▸ **Material supplied**:
......
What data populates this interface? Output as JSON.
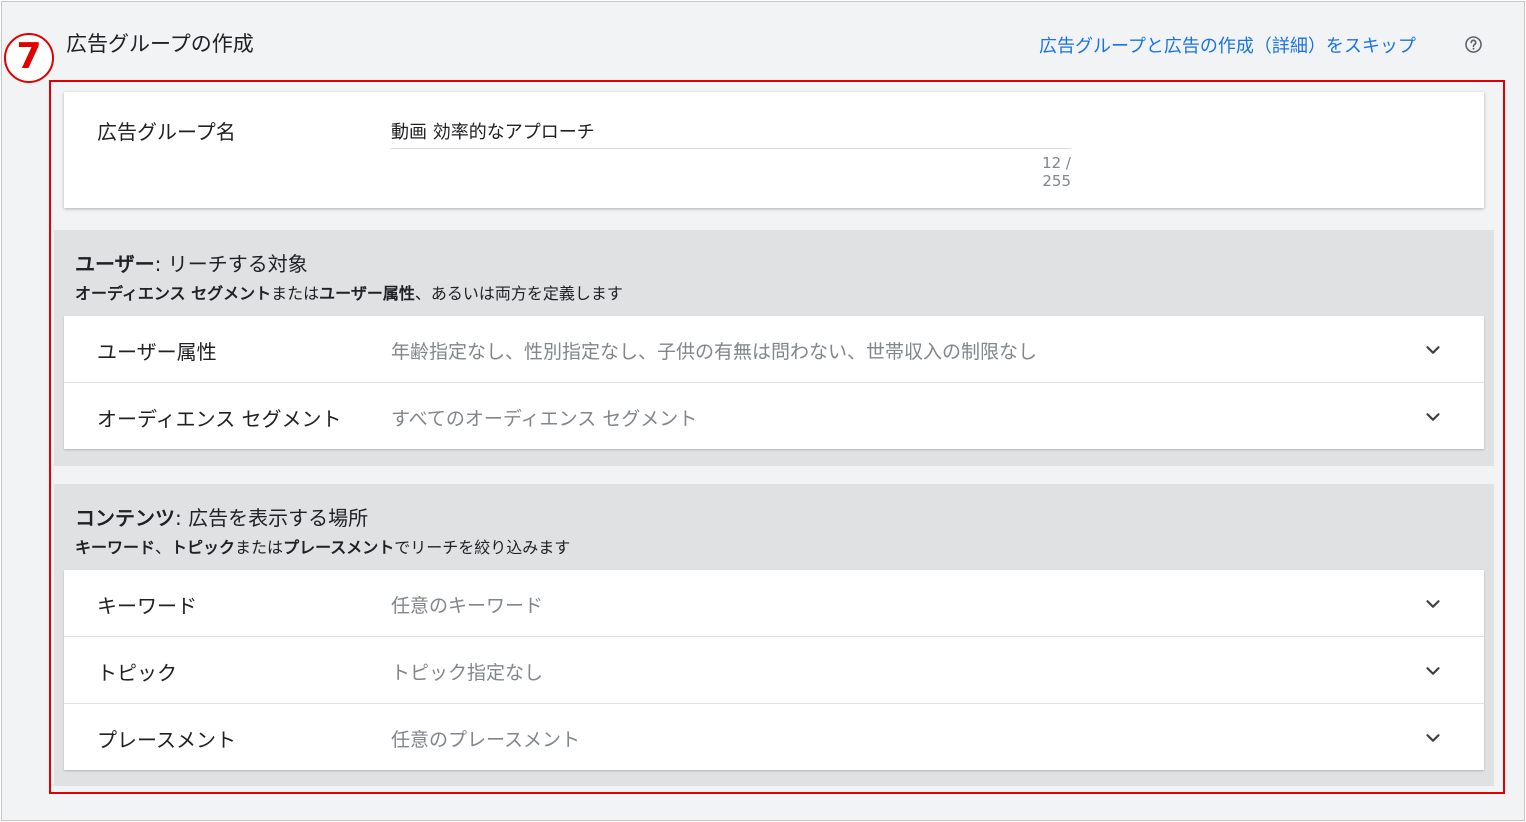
{
  "annotation": {
    "number": "7"
  },
  "header": {
    "title": "広告グループの作成",
    "skip_link": "広告グループと広告の作成（詳細）をスキップ"
  },
  "ad_group_name": {
    "label": "広告グループ名",
    "value": "動画 効率的なアプローチ",
    "char_count": "12 / 255"
  },
  "users_section": {
    "title_bold": "ユーザー",
    "title_rest": ": リーチする対象",
    "desc_bold1": "オーディエンス セグメント",
    "desc_mid": "または",
    "desc_bold2": "ユーザー属性",
    "desc_rest": "、あるいは両方を定義します",
    "rows": [
      {
        "label": "ユーザー属性",
        "value": "年齢指定なし、性別指定なし、子供の有無は問わない、世帯収入の制限なし"
      },
      {
        "label": "オーディエンス セグメント",
        "value": "すべてのオーディエンス セグメント"
      }
    ]
  },
  "content_section": {
    "title_bold": "コンテンツ",
    "title_rest": ": 広告を表示する場所",
    "desc_bold1": "キーワード",
    "desc_sep": "、",
    "desc_bold2": "トピック",
    "desc_mid": "または",
    "desc_bold3": "プレースメント",
    "desc_rest": "でリーチを絞り込みます",
    "rows": [
      {
        "label": "キーワード",
        "value": "任意のキーワード"
      },
      {
        "label": "トピック",
        "value": "トピック指定なし"
      },
      {
        "label": "プレースメント",
        "value": "任意のプレースメント"
      }
    ]
  },
  "colors": {
    "accent": "#1a73e8",
    "annotation": "#e00000",
    "section_bg": "#e0e1e3"
  },
  "icons": {
    "help": "help-circle-icon",
    "expand": "chevron-down-icon"
  }
}
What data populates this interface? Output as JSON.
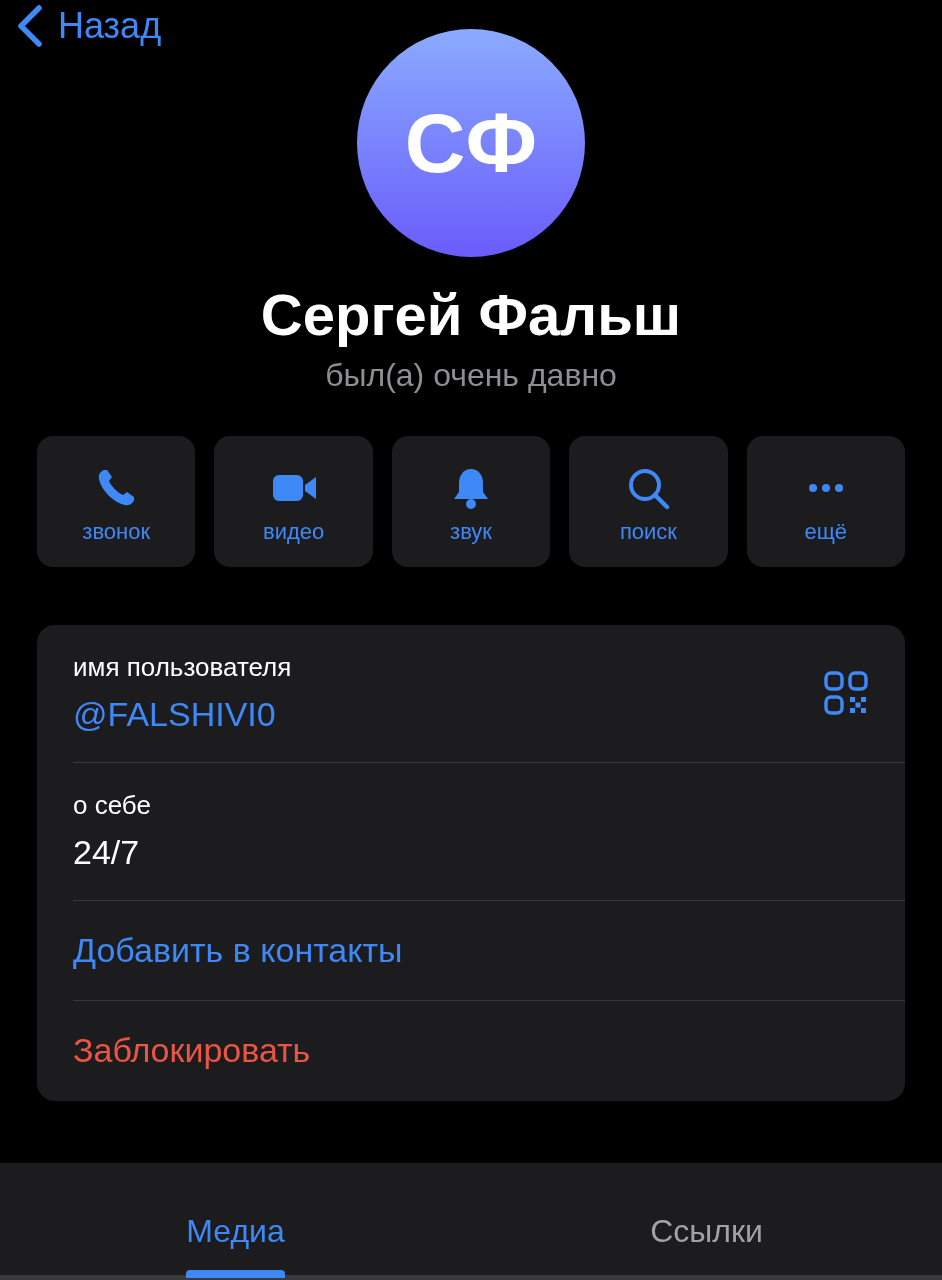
{
  "nav": {
    "back_label": "Назад"
  },
  "profile": {
    "initials": "СФ",
    "name": "Сергей Фальш",
    "status": "был(а) очень давно"
  },
  "actions": [
    {
      "kind": "phone",
      "label": "звонок"
    },
    {
      "kind": "video",
      "label": "видео"
    },
    {
      "kind": "bell",
      "label": "звук"
    },
    {
      "kind": "search",
      "label": "поиск"
    },
    {
      "kind": "more",
      "label": "ещё"
    }
  ],
  "info": {
    "username": {
      "label": "имя пользователя",
      "value": "@FALSHIVI0"
    },
    "about": {
      "label": "о себе",
      "value": "24/7"
    },
    "links": [
      {
        "kind": "link",
        "label": "Добавить в контакты"
      },
      {
        "kind": "danger",
        "label": "Заблокировать"
      }
    ]
  },
  "tabs": [
    {
      "label": "Медиа",
      "selected": true
    },
    {
      "label": "Ссылки",
      "selected": false
    }
  ]
}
......
▸ **What to produce**: Copy the listing exactly. Any image in it stays out of the copy.

▸ **Response to the task**:
What data populates this interface? Output as JSON.
{
  "annotation": {
    "number": "7"
  },
  "header": {
    "title": "広告グループの作成",
    "skip_link": "広告グループと広告の作成（詳細）をスキップ"
  },
  "ad_group_name": {
    "label": "広告グループ名",
    "value": "動画 効率的なアプローチ",
    "char_count": "12 / 255"
  },
  "users_section": {
    "title_bold": "ユーザー",
    "title_rest": ": リーチする対象",
    "desc_bold1": "オーディエンス セグメント",
    "desc_mid": "または",
    "desc_bold2": "ユーザー属性",
    "desc_rest": "、あるいは両方を定義します",
    "rows": [
      {
        "label": "ユーザー属性",
        "value": "年齢指定なし、性別指定なし、子供の有無は問わない、世帯収入の制限なし"
      },
      {
        "label": "オーディエンス セグメント",
        "value": "すべてのオーディエンス セグメント"
      }
    ]
  },
  "content_section": {
    "title_bold": "コンテンツ",
    "title_rest": ": 広告を表示する場所",
    "desc_bold1": "キーワード",
    "desc_sep": "、",
    "desc_bold2": "トピック",
    "desc_mid": "または",
    "desc_bold3": "プレースメント",
    "desc_rest": "でリーチを絞り込みます",
    "rows": [
      {
        "label": "キーワード",
        "value": "任意のキーワード"
      },
      {
        "label": "トピック",
        "value": "トピック指定なし"
      },
      {
        "label": "プレースメント",
        "value": "任意のプレースメント"
      }
    ]
  },
  "colors": {
    "accent": "#1a73e8",
    "annotation": "#e00000",
    "section_bg": "#e0e1e3"
  },
  "icons": {
    "help": "help-circle-icon",
    "expand": "chevron-down-icon"
  }
}
What data populates this interface? Output as JSON.
{
  "nav": {
    "back_label": "Назад"
  },
  "profile": {
    "initials": "СФ",
    "name": "Сергей Фальш",
    "status": "был(а) очень давно"
  },
  "actions": [
    {
      "kind": "phone",
      "label": "звонок"
    },
    {
      "kind": "video",
      "label": "видео"
    },
    {
      "kind": "bell",
      "label": "звук"
    },
    {
      "kind": "search",
      "label": "поиск"
    },
    {
      "kind": "more",
      "label": "ещё"
    }
  ],
  "info": {
    "username": {
      "label": "имя пользователя",
      "value": "@FALSHIVI0"
    },
    "about": {
      "label": "о себе",
      "value": "24/7"
    },
    "links": [
      {
        "kind": "link",
        "label": "Добавить в контакты"
      },
      {
        "kind": "danger",
        "label": "Заблокировать"
      }
    ]
  },
  "tabs": [
    {
      "label": "Медиа",
      "selected": true
    },
    {
      "label": "Ссылки",
      "selected": false
    }
  ]
}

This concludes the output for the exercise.